» **PROBLEM DETAILS**
Among the lines below, count those with "tutto". Give only the number.

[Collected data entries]
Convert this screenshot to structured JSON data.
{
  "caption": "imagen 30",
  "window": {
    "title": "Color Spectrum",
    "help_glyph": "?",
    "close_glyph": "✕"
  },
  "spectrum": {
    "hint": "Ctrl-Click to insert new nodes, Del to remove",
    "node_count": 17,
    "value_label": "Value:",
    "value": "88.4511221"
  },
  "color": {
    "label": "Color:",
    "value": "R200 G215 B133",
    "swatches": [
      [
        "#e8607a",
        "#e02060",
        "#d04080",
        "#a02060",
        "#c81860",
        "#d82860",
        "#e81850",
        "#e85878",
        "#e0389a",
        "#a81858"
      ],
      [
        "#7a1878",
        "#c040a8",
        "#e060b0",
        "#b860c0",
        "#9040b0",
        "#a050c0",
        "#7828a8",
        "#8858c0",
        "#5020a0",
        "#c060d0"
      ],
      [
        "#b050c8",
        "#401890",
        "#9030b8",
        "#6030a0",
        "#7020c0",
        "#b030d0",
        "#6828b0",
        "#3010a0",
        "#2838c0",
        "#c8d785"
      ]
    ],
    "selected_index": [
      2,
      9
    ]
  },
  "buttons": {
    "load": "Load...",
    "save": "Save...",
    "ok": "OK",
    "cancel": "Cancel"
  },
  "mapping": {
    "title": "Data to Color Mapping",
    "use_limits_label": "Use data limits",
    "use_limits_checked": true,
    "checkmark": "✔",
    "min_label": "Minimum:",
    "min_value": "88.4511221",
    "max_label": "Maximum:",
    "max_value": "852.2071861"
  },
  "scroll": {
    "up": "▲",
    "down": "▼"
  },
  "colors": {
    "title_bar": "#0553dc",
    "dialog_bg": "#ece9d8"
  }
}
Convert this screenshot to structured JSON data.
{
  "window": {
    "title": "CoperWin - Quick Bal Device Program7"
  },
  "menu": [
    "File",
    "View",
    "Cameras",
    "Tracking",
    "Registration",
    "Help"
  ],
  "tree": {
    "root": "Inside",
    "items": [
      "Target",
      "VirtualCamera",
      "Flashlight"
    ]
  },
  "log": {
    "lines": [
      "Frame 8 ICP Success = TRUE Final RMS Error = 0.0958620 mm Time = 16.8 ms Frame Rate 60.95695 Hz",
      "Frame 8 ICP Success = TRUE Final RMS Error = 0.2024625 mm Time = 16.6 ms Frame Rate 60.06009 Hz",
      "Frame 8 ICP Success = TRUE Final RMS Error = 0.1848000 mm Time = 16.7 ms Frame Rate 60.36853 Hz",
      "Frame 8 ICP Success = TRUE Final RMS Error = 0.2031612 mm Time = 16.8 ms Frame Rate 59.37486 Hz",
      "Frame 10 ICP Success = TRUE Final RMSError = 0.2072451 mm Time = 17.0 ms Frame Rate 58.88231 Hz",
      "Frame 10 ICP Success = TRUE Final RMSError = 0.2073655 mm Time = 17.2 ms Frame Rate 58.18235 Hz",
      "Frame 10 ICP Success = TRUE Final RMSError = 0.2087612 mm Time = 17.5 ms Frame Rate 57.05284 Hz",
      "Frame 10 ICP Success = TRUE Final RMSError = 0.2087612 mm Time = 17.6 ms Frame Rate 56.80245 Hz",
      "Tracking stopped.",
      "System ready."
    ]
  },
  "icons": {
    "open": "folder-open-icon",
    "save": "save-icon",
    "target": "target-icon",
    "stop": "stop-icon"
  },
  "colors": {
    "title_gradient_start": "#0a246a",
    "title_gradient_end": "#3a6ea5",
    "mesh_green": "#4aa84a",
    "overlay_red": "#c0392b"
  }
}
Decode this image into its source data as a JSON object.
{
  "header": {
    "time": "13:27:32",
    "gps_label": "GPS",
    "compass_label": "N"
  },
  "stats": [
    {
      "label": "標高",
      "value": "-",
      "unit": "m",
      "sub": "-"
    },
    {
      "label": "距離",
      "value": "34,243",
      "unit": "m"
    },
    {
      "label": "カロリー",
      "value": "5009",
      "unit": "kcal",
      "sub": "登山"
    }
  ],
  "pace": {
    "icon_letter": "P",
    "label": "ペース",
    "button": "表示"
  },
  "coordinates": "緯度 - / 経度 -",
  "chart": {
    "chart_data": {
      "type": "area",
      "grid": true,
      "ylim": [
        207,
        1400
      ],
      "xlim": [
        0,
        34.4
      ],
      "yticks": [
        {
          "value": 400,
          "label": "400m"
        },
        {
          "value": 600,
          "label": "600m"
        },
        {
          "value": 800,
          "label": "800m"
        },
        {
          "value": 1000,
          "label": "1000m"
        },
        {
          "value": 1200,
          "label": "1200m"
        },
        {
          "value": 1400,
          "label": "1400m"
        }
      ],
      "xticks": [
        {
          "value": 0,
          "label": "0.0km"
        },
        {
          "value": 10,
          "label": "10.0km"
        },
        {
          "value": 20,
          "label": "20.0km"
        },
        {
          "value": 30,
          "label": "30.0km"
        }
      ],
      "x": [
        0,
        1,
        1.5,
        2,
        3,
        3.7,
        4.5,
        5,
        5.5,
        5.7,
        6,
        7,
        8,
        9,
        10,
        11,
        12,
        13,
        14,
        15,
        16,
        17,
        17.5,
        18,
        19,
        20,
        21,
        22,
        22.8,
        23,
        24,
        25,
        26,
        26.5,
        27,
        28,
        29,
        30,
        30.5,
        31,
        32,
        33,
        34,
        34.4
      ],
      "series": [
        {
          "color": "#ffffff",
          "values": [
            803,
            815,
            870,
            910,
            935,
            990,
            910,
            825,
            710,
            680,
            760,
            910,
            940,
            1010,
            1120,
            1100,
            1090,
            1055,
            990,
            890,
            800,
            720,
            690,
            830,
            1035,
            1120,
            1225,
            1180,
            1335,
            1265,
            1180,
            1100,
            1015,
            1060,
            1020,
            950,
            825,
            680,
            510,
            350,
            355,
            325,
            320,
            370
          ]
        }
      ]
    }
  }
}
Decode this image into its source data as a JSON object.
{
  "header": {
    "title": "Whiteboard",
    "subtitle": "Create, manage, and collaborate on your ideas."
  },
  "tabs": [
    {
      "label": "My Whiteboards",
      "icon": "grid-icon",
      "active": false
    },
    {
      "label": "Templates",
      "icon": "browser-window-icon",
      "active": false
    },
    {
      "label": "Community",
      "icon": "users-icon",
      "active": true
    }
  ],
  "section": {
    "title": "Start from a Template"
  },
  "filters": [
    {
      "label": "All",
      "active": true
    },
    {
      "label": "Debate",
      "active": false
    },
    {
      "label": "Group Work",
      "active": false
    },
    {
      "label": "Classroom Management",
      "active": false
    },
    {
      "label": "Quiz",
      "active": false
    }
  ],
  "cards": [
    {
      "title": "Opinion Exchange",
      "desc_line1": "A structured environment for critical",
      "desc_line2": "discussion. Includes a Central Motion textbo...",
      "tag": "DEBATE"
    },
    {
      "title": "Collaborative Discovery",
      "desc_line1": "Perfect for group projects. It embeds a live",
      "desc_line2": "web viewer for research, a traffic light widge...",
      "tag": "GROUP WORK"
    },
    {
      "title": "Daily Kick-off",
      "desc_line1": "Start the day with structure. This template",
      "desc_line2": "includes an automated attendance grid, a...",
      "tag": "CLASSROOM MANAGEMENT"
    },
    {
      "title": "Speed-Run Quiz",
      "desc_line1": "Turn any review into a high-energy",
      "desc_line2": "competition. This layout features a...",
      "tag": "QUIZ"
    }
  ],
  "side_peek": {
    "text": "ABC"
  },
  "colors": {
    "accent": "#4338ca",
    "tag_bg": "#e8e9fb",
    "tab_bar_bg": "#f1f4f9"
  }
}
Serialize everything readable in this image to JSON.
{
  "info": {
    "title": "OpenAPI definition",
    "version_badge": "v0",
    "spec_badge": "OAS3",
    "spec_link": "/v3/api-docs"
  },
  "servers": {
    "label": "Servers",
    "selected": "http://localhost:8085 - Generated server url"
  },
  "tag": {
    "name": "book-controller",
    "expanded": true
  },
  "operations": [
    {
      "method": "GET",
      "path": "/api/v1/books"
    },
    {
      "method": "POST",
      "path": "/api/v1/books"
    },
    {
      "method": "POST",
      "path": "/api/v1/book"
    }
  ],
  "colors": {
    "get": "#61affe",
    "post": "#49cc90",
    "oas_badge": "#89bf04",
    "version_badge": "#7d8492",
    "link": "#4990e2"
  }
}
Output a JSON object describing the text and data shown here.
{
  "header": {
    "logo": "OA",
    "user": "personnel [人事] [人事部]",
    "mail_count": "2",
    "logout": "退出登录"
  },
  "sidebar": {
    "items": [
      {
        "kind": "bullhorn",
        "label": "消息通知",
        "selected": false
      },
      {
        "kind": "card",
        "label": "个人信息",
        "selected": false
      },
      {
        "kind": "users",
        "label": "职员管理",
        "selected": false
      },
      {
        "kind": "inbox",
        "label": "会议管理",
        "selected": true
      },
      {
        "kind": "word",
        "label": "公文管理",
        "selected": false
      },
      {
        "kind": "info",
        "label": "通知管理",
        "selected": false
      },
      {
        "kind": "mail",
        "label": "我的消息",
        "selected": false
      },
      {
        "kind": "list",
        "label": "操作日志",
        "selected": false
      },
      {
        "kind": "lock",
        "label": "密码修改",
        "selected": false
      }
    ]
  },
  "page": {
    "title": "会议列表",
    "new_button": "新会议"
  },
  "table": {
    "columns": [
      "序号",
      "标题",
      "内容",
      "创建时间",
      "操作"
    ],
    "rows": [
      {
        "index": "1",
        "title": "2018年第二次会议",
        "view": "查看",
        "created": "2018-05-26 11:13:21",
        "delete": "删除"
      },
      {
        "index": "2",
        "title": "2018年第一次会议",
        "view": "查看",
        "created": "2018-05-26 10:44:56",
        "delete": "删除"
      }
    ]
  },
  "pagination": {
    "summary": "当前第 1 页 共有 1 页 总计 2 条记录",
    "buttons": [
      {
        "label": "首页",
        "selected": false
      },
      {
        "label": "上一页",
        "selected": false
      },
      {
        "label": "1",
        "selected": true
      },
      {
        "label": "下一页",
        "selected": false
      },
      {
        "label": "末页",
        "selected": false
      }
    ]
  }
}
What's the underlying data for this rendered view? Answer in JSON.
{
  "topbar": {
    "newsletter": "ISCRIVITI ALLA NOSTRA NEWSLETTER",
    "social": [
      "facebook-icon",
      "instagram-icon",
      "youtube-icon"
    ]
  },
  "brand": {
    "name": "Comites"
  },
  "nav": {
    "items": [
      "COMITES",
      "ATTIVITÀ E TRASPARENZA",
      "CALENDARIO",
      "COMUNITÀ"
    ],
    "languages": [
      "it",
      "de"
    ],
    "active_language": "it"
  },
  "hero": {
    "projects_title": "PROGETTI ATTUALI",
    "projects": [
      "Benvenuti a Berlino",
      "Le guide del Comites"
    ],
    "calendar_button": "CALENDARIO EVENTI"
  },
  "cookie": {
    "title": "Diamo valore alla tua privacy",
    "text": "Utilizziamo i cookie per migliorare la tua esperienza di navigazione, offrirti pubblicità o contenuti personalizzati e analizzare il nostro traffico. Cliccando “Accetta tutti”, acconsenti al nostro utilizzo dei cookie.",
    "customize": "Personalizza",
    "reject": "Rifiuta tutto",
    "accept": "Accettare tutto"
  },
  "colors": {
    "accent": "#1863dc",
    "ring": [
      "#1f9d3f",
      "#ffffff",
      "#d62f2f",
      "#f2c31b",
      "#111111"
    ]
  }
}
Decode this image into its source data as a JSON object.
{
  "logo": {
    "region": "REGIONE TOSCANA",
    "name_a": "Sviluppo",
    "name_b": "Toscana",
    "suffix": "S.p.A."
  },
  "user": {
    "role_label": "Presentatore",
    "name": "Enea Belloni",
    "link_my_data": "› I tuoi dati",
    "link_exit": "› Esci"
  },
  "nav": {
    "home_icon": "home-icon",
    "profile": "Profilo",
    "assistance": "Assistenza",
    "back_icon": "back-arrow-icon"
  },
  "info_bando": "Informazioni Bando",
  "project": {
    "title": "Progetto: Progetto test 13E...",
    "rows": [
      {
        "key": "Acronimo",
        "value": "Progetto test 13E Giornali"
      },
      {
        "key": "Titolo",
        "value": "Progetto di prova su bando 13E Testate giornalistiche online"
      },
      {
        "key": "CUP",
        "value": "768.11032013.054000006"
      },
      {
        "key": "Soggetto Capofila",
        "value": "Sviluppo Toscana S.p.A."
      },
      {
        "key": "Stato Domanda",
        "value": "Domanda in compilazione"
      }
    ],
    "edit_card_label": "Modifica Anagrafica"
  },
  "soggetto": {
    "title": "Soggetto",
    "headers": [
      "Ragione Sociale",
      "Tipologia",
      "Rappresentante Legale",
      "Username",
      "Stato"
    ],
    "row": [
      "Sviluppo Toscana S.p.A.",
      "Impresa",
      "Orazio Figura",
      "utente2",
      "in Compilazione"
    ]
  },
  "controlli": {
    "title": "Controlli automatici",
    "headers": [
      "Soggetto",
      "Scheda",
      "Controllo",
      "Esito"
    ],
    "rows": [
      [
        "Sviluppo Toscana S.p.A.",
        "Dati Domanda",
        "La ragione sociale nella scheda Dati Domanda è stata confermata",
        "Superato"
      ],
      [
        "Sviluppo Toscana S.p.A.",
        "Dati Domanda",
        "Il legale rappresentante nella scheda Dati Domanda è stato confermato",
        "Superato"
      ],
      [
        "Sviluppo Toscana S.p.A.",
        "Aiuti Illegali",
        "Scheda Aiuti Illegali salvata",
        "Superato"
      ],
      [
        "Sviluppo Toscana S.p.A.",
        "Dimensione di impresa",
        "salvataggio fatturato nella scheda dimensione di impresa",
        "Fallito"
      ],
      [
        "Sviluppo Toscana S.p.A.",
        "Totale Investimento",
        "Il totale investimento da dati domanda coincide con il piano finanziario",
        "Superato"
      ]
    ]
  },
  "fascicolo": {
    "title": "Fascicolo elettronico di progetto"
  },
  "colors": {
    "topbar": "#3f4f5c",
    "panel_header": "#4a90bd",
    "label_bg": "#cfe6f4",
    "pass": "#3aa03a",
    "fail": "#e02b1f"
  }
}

» **TASK OUTPUT**
2